### Dokument

Die Lehrerin, die sie begleitete, wagte nicht einzugreifen und hat den Fall auch nicht der Direktion gemeldet. Erst durch einen Beschwerdebrief der Jüdischen Gemeinde an die Berliner Schulverwaltung wurde die Angelegenheit publik.
Schulsenator Klaus Böger (SPD) schob alle Schuld auf die Pädagogin. In seinem Entschuldigungsbrief an die Jüdische Gemeinde heißt es: "Die Lehrerin der Hauptschule mißachtete ihre dienstlichen Verpflichtungen in eklatanter Weise: Sie unterließ es, den Vorfall umgehend zu beenden und ignorierte zudem die Verpflichtung der Meldung." Er habe die Schulleiter und Schulaufsichtsbeamten aufgerufen, "jeder Form von Gewalt entgegenzutreten". Sein Staatssekretär Thomas Härtel schloß sich der Pädagogen-Schelte an und meinte, das Nichteingreifen der Lehrerin sei "eindeutig" ein "Fehlverhalten" gewesen.
Die Lehrerin selbst konnte noch nicht angehört werden. Sie hatte sich krankschreiben lassen, und jetzt sind in Berlin Ferien. Es ist aber bekannt geworden, daß sie ihre Zurück-haltung mit dem "aggressiven Potential in der Klasse" begründet hatte.
Die Angst des Lehrpersonals vor der Gewalttätigkeit ausländischer Schüler wird von der Politik ignoriert. Dabei ist es noch nicht lange her, daß ein iranischer Schüler, der als "Sawis" durch die Berliner Presse ging, einen Lehrer vor aller Augen auf dem Schulhof krankenhausreif schlug.
Der Staatssekretär verweist im politisch-korrekten Jargon auf ein Jugendprogramm "Fit machen für Demokratie und Toleranz" und fordert, die sogenannten Quartiersmanager in den Problembezirken für den Kampf gegen Antisemitismus zu qualifizieren. Ähnlich hilflos wirkt das Vorhaben des Leiters des Potsdamer Moses-Mendelssohn-Zentrums, Julius Schoeps, der eine "Bibliothek verbrannter Bücher" aus der NS-Zeit für den Schuleinsatz zusammenstellen will. Die Adressaten, um die es hier geht, sind außerstande, literarische Texte zu lesen. Außerdem sind die Schüler dazu verdonnert worden, sich im Centrum Judaicum die Ausstellung "Kunst in Auschwitz" anzusehen.

(Einträge zu Layoutelementen)
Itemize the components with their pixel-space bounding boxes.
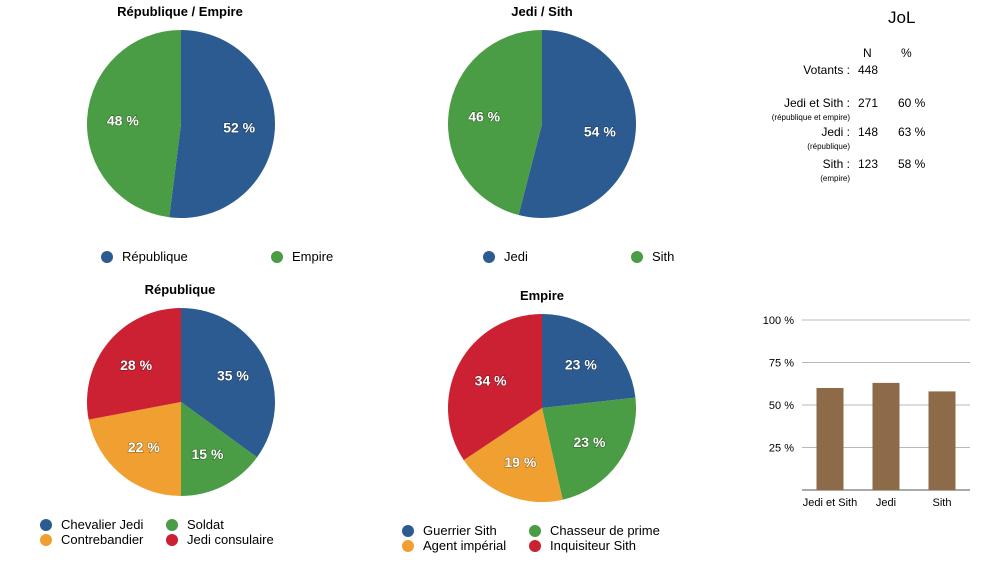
legend-item: Soldat <box>166 517 224 532</box>
pie-slice-label: 19 % <box>504 454 536 470</box>
legend-item: République <box>101 249 188 264</box>
x-tick-label: Sith <box>933 497 952 509</box>
legend-dot <box>40 534 52 546</box>
legend-dot <box>402 540 414 552</box>
legend-item: Contrebandier <box>40 532 143 547</box>
pie-slice-label: 23 % <box>565 357 597 373</box>
legend-dot <box>402 525 414 537</box>
pie-slice-soldat <box>181 402 258 496</box>
pie-slice-sith <box>448 30 542 216</box>
pie-slice-label: 22 % <box>128 439 160 455</box>
legend-item: Chasseur de prime <box>529 523 660 538</box>
legend-dot <box>40 519 52 531</box>
row-n: 148 <box>858 125 879 139</box>
legend-label: Chasseur de prime <box>550 523 660 538</box>
pie-slice-inquisiteur-sith <box>448 314 542 461</box>
bar-jedi-et-sith <box>816 388 844 490</box>
row-pct: 63 % <box>898 125 926 139</box>
row-label: Jedi et Sith : <box>783 96 850 110</box>
legend-dot <box>631 251 643 263</box>
legend-label: Inquisiteur Sith <box>550 538 636 553</box>
x-tick-label: Jedi et Sith <box>803 497 857 509</box>
legend-item: Inquisiteur Sith <box>529 538 636 553</box>
chart-title-jedi-sith: Jedi / Sith <box>511 4 573 19</box>
legend-dot <box>271 251 283 263</box>
legend-item: Jedi <box>483 249 528 264</box>
y-tick-label: 75 % <box>769 358 794 370</box>
legend-label: Guerrier Sith <box>423 523 497 538</box>
legend-dot <box>166 534 178 546</box>
jol-stats-table: N % Votants : 448 Jedi et Sith : (républ… <box>0 0 993 200</box>
row-n: 271 <box>858 96 879 110</box>
votants-label: Votants : <box>803 63 850 77</box>
legend-dot <box>529 525 541 537</box>
row-sublabel: (empire) <box>820 174 850 183</box>
bar-sith <box>928 391 956 490</box>
legend-label: Empire <box>292 249 334 264</box>
pie-slice-jedi <box>518 30 636 218</box>
bar-chart-jol: 25 % 50 % 75 % 100 % Jedi et Sith Jedi Sith <box>763 315 970 509</box>
legend-label: Jedi consulaire <box>187 532 274 547</box>
pie-slice-label: 54 % <box>584 123 616 139</box>
pie-chart-jedi-sith: 54 % 46 % <box>448 30 636 218</box>
legend-dot <box>101 251 113 263</box>
y-tick-label: 100 % <box>763 315 794 327</box>
y-tick-label: 50 % <box>769 400 794 412</box>
pie-slice-label: 23 % <box>574 434 606 450</box>
col-header-pct: % <box>901 46 912 60</box>
pie-slice-contrebandier <box>88 402 181 496</box>
pie-slice-label: 52 % <box>223 120 255 136</box>
legend-label: Agent impérial <box>423 538 507 553</box>
pie-chart-republique-empire: 52 % 48 % <box>87 30 275 218</box>
bar-jedi <box>872 382 900 490</box>
pie-slice-empire <box>87 30 181 218</box>
pie-slice-chevalier-jedi <box>181 308 275 458</box>
pie-slice-république <box>169 30 275 218</box>
legend-item: Agent impérial <box>402 538 506 553</box>
row-sublabel: (république) <box>807 142 850 151</box>
pie-slice-label: 34 % <box>475 372 507 388</box>
pie-slice-chasseur-de-prime <box>542 397 636 500</box>
jol-title: JoL <box>888 8 916 27</box>
x-tick-label: Jedi <box>876 497 896 509</box>
legend-label: Sith <box>652 249 675 264</box>
y-tick-label: 25 % <box>769 443 794 455</box>
pie-slice-guerrier-sith <box>542 314 636 408</box>
pie-chart-republique: 35 % 15 % 22 % 28 % <box>87 308 275 496</box>
row-label: Sith : <box>822 157 850 171</box>
legend-label: Chevalier Jedi <box>61 517 144 532</box>
row-pct: 58 % <box>898 157 926 171</box>
legend-item: Chevalier Jedi <box>40 517 143 532</box>
row-pct: 60 % <box>898 96 926 110</box>
legend-item: Sith <box>631 249 674 264</box>
votants-n: 448 <box>858 63 879 77</box>
pie-slice-label: 35 % <box>217 368 249 384</box>
pie-slice-label: 46 % <box>468 109 500 125</box>
row-n: 123 <box>858 157 879 171</box>
legend-dot <box>529 540 541 552</box>
pie-slice-jedi-consulaire <box>87 308 181 420</box>
chart-title-republique-empire: République / Empire <box>117 4 243 19</box>
pie-slice-agent-impérial <box>463 408 563 502</box>
legend-label: République <box>122 249 188 264</box>
pie-slice-label: 28 % <box>120 357 152 373</box>
row-label: Jedi : <box>821 125 850 139</box>
legend-label: Jedi <box>504 249 528 264</box>
legend-label: Contrebandier <box>61 532 144 547</box>
pie-slice-label: 48 % <box>107 112 139 128</box>
col-header-n: N <box>863 46 872 60</box>
legend-item: Jedi consulaire <box>166 532 274 547</box>
pie-slice-label: 15 % <box>191 446 223 462</box>
chart-title-republique: République <box>144 282 216 297</box>
legend-dot <box>483 251 495 263</box>
row-sublabel: (république et empire) <box>771 113 850 122</box>
legend-label: Soldat <box>187 517 224 532</box>
legend-dot <box>166 519 178 531</box>
chart-title-empire: Empire <box>519 288 565 303</box>
legend-item: Guerrier Sith <box>402 523 497 538</box>
legend-item: Empire <box>271 249 333 264</box>
pie-chart-empire: 23 % 23 % 19 % 34 % <box>448 314 636 502</box>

### Arbeitsauftrag 1
Beantworte anhand des Berichts über den Vorfall an der Berliner Hauptschule diese Fragen:
(a) Wodurch wurde die Angelegenheit öffentlich bekannt?
(b) Welche zwei Umstände nennt der Bericht im Zusammenhang damit, dass die Lehrerin noch nicht angehört werden konnte?
(c) Welche Ausstellung mussten sich die Schüler im Centrum Judaicum ansehen?
### Arbeitsauftrag 2
Fasse im Bericht über den Vorfall an der Berliner Hauptschule den Absatz, der mit „Schulsenator Klaus Böger (SPD) schob“ beginnt, als Stichpunktliste zusammen und behalte dabei seine wesentlichen Aussagen.
### Arbeitsauftrag 3
Führe den Bericht über den Vorfall an der Berliner Hauptschule im Anschluss an seinen letzten Satz fort.

### Lösung 1
(a) Durch einen Beschwerdebrief der Jüdischen Gemeinde an die Berliner Schulverwaltung.
(b) Sie hatte sich krankschreiben lassen, und in Berlin sind jetzt Ferien.
(c) Die Ausstellung „Kunst in Auschwitz“.

### Lösung 2
- Schulsenator Klaus Böger (SPD) gab der Lehrerin die gesamte Schuld.
- In seinem Entschuldigungsbrief an die Jüdische Gemeinde warf er ihr vor, ihre dienstlichen Pflichten eklatant missachtet zu haben: Sie habe den Vorfall nicht sofort beendet und ihn nicht gemeldet.
- Er rief Schulleiter und Schulaufsichtsbeamte dazu auf, jeder Form von Gewalt entgegenzutreten.
- Staatssekretär Thomas Härtel schloss sich der Kritik an und nannte das Nichteingreifen der Lehrerin eindeutig ein Fehlverhalten.

### Lösung 3
Mindestens drei Problemkomplexe bündeln sich in dem aktuellen Fall: Erstens der massenhafte Zuzug allem Anschein nach nicht integrierbarer Ausländer, die einem militant gefärbten Männlichkeitsideal anhängen. Zweitens wird Deutschland dadurch zunehmend zu einem Ort, wo internationale Konflikte ausgetragen werden. Drittens lassen die historisch bedingten Sonderbeziehungen Deutschlands zu Israel den Muslimen keine Chance, ihren eigenen Erfahrungshintergrund, der von schlechten Nachrichten aus den Palästinensergebieten und harschen Kommentaren ihrer Heimatmedien dazu geprägt ist, zu benennen. Da eine Aneignung deutscher Schuldriten von ihnen nicht zu erwarten ist, könnten ihre Versuchen, den Konfliktstau durch Gewalt aufzulösen, noch zunehmen.
Und noch etwas: Das Wegsehen von Lehrern, aber auch von Politikern, die milden Urteile der Justiz, das allgemeine Schön- und Wegreden von Ausländerkriminalität wird inzwischen nicht mehr so sehr von falschem Bewußtsein ("Multikulti") geleitet, sondern schlicht von Angst. Angst vor dem, was Hans Magnus Enzensberger den "molekularen Bürgerkrieg" nennt. Man hat ihn schon verloren gegeben und nimmt die Kräfteverhältnisse, zu denen er führen wird, im vorauseilenden Gehorsam vorweg.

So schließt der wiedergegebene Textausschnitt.